#### WRITTEN INSTRUCTION:
What follows is a set of entries. Repeat them exactly, but not their pictures.
*** DATA PROVIDED ***
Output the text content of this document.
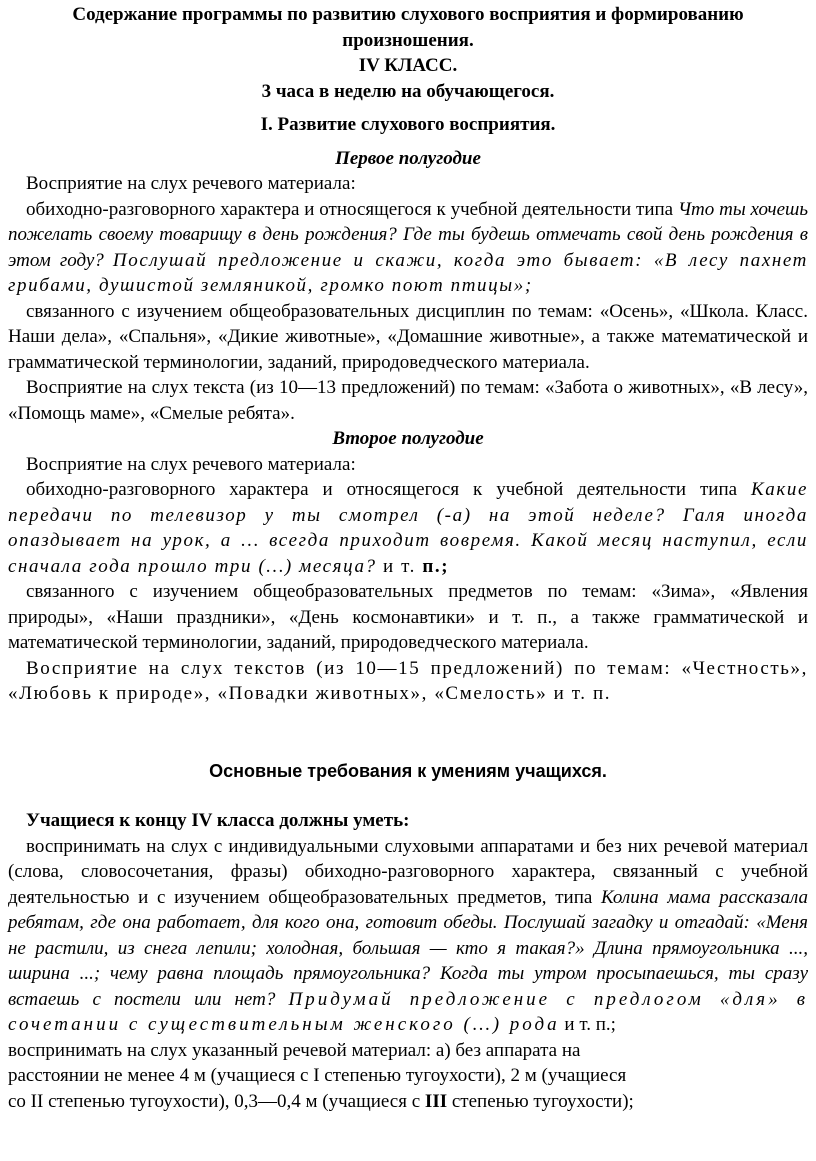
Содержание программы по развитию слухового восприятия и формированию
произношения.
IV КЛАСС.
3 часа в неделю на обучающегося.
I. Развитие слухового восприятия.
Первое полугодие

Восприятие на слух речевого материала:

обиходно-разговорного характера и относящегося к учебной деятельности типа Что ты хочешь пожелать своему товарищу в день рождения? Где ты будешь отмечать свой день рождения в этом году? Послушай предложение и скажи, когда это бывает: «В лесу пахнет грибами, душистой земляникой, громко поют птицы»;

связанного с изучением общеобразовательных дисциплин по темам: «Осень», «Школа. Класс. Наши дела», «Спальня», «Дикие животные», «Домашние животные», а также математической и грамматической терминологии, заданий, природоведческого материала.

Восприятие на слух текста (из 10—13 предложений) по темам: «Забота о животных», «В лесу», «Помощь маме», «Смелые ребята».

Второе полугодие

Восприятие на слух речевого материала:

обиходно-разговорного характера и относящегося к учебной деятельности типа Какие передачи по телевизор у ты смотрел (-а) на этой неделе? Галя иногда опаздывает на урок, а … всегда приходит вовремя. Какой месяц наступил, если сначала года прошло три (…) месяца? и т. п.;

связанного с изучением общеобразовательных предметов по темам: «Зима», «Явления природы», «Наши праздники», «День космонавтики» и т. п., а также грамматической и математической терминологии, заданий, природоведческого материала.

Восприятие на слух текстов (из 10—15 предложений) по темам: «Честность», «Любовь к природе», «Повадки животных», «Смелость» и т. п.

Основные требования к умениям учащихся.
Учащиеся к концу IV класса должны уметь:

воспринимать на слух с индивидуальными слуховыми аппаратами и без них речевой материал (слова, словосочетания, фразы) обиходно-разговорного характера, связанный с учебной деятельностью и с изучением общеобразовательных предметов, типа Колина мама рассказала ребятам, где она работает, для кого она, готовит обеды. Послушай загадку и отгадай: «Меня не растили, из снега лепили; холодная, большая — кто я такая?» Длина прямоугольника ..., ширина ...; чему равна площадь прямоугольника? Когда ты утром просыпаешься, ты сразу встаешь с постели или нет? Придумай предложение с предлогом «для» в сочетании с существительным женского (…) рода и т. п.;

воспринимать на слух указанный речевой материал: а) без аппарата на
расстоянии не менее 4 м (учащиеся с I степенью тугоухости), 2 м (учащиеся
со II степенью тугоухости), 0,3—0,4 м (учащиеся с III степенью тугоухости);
***
#### COMPLETED EXERCISE:
Output the text content of this document.
Содержание программы по развитию слухового восприятия и формированию
произношения.
IV КЛАСС.
3 часа в неделю на обучающегося.
I. Развитие слухового восприятия.
Первое полугодие

Восприятие на слух речевого материала:

обиходно-разговорного характера и относящегося к учебной деятельности типа Что ты хочешь пожелать своему товарищу в день рождения? Где ты будешь отмечать свой день рождения в этом году? Послушай предложение и скажи, когда это бывает: «В лесу пахнет грибами, душистой земляникой, громко поют птицы»;

связанного с изучением общеобразовательных дисциплин по темам: «Осень», «Школа. Класс. Наши дела», «Спальня», «Дикие животные», «Домашние животные», а также математической и грамматической терминологии, заданий, природоведческого материала.

Восприятие на слух текста (из 10—13 предложений) по темам: «Забота о животных», «В лесу», «Помощь маме», «Смелые ребята».

Второе полугодие

Восприятие на слух речевого материала:

обиходно-разговорного характера и относящегося к учебной деятельности типа Какие передачи по телевизор у ты смотрел (-а) на этой неделе? Галя иногда опаздывает на урок, а … всегда приходит вовремя. Какой месяц наступил, если сначала года прошло три (…) месяца? и т. п.;

связанного с изучением общеобразовательных предметов по темам: «Зима», «Явления природы», «Наши праздники», «День космонавтики» и т. п., а также грамматической и математической терминологии, заданий, природоведческого материала.

Восприятие на слух текстов (из 10—15 предложений) по темам: «Честность», «Любовь к природе», «Повадки животных», «Смелость» и т. п.

Основные требования к умениям учащихся.
Учащиеся к концу IV класса должны уметь:

воспринимать на слух с индивидуальными слуховыми аппаратами и без них речевой материал (слова, словосочетания, фразы) обиходно-разговорного характера, связанный с учебной деятельностью и с изучением общеобразовательных предметов, типа Колина мама рассказала ребятам, где она работает, для кого она, готовит обеды. Послушай загадку и отгадай: «Меня не растили, из снега лепили; холодная, большая — кто я такая?» Длина прямоугольника ..., ширина ...; чему равна площадь прямоугольника? Когда ты утром просыпаешься, ты сразу встаешь с постели или нет? Придумай предложение с предлогом «для» в сочетании с существительным женского (…) рода и т. п.;

воспринимать на слух указанный речевой материал: а) без аппарата на
расстоянии не менее 4 м (учащиеся с I степенью тугоухости), 2 м (учащиеся
со II степенью тугоухости), 0,3—0,4 м (учащиеся с III степенью тугоухости);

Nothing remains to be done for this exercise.